Do this: Your task is to extract every entry that follows word for word while excluding the pictures.

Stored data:
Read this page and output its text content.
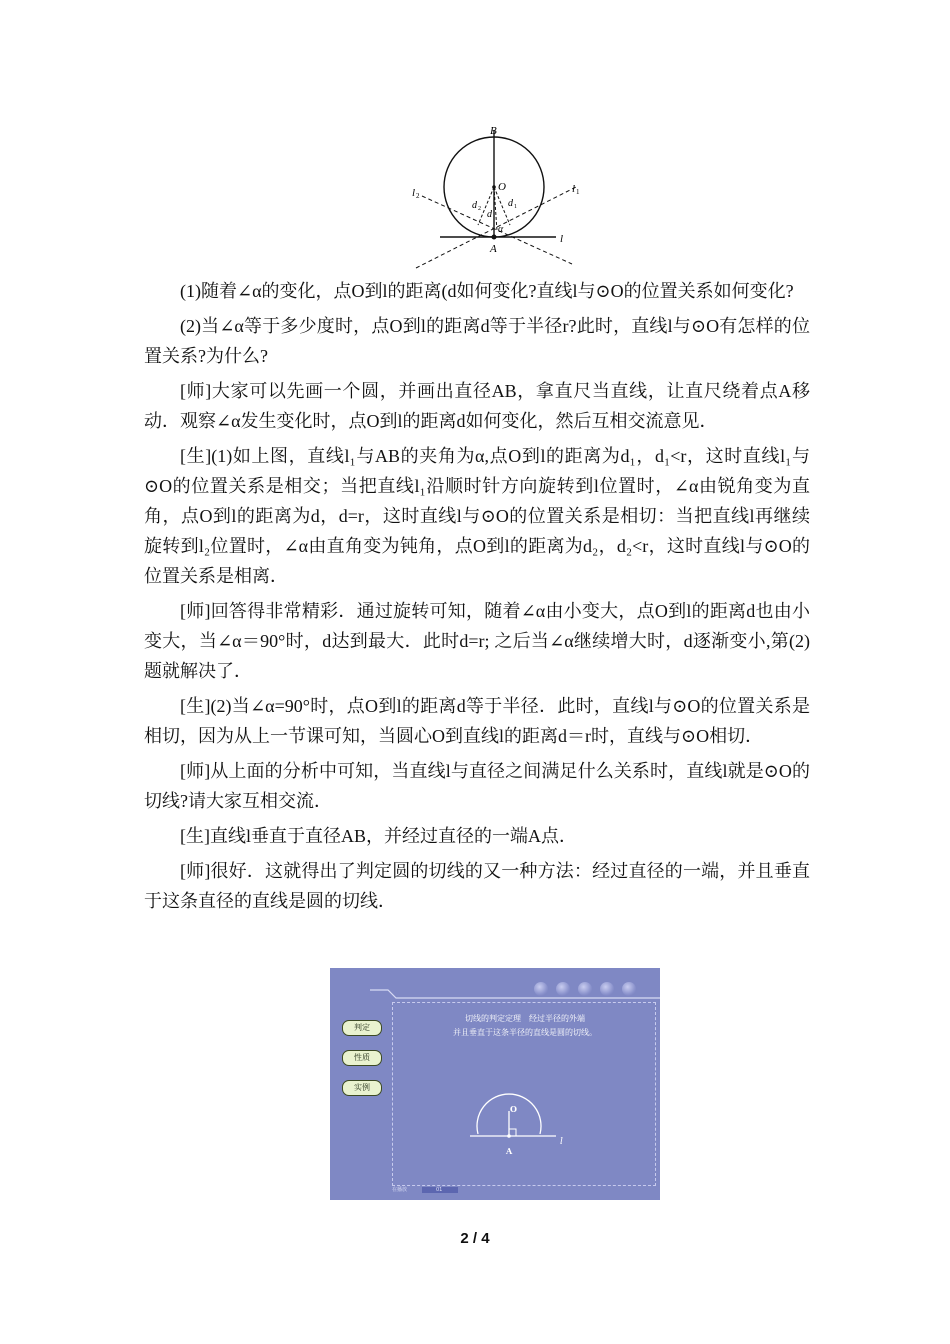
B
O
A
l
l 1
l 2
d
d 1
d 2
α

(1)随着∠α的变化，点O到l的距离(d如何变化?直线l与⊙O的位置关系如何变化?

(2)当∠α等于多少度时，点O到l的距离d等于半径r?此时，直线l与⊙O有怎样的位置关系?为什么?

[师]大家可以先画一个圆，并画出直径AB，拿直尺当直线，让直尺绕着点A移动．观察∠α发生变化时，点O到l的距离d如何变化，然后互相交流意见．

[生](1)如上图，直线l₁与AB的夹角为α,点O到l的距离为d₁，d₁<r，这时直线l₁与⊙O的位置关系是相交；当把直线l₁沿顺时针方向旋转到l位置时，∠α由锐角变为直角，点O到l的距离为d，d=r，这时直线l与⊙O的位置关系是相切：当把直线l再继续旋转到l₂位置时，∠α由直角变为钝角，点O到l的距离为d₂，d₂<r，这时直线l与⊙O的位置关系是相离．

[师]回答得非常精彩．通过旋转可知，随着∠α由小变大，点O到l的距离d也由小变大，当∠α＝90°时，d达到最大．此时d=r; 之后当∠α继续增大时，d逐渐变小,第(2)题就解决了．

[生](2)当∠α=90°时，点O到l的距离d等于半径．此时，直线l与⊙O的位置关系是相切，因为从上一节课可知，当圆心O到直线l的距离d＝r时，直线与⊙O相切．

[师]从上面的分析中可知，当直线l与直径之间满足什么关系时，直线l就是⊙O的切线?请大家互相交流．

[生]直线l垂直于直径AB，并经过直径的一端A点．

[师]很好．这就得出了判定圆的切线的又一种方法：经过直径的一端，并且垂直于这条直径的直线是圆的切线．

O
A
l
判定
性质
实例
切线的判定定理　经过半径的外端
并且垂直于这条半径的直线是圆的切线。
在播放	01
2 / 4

Exercise response:
Read this page and output its text content.
B
O
A
l
l 1
l 2
d
d 1
d 2
α

(1)随着∠α的变化，点O到l的距离(d如何变化?直线l与⊙O的位置关系如何变化?

(2)当∠α等于多少度时，点O到l的距离d等于半径r?此时，直线l与⊙O有怎样的位置关系?为什么?

[师]大家可以先画一个圆，并画出直径AB，拿直尺当直线，让直尺绕着点A移动．观察∠α发生变化时，点O到l的距离d如何变化，然后互相交流意见．

[生](1)如上图，直线l₁与AB的夹角为α,点O到l的距离为d₁，d₁<r，这时直线l₁与⊙O的位置关系是相交；当把直线l₁沿顺时针方向旋转到l位置时，∠α由锐角变为直角，点O到l的距离为d，d=r，这时直线l与⊙O的位置关系是相切：当把直线l再继续旋转到l₂位置时，∠α由直角变为钝角，点O到l的距离为d₂，d₂<r，这时直线l与⊙O的位置关系是相离．

[师]回答得非常精彩．通过旋转可知，随着∠α由小变大，点O到l的距离d也由小变大，当∠α＝90°时，d达到最大．此时d=r; 之后当∠α继续增大时，d逐渐变小,第(2)题就解决了．

[生](2)当∠α=90°时，点O到l的距离d等于半径．此时，直线l与⊙O的位置关系是相切，因为从上一节课可知，当圆心O到直线l的距离d＝r时，直线与⊙O相切．

[师]从上面的分析中可知，当直线l与直径之间满足什么关系时，直线l就是⊙O的切线?请大家互相交流．

[生]直线l垂直于直径AB，并经过直径的一端A点．

[师]很好．这就得出了判定圆的切线的又一种方法：经过直径的一端，并且垂直于这条直径的直线是圆的切线．

O
A
l
判定
性质
实例
切线的判定定理　经过半径的外端
并且垂直于这条半径的直线是圆的切线。
在播放	01
2 / 4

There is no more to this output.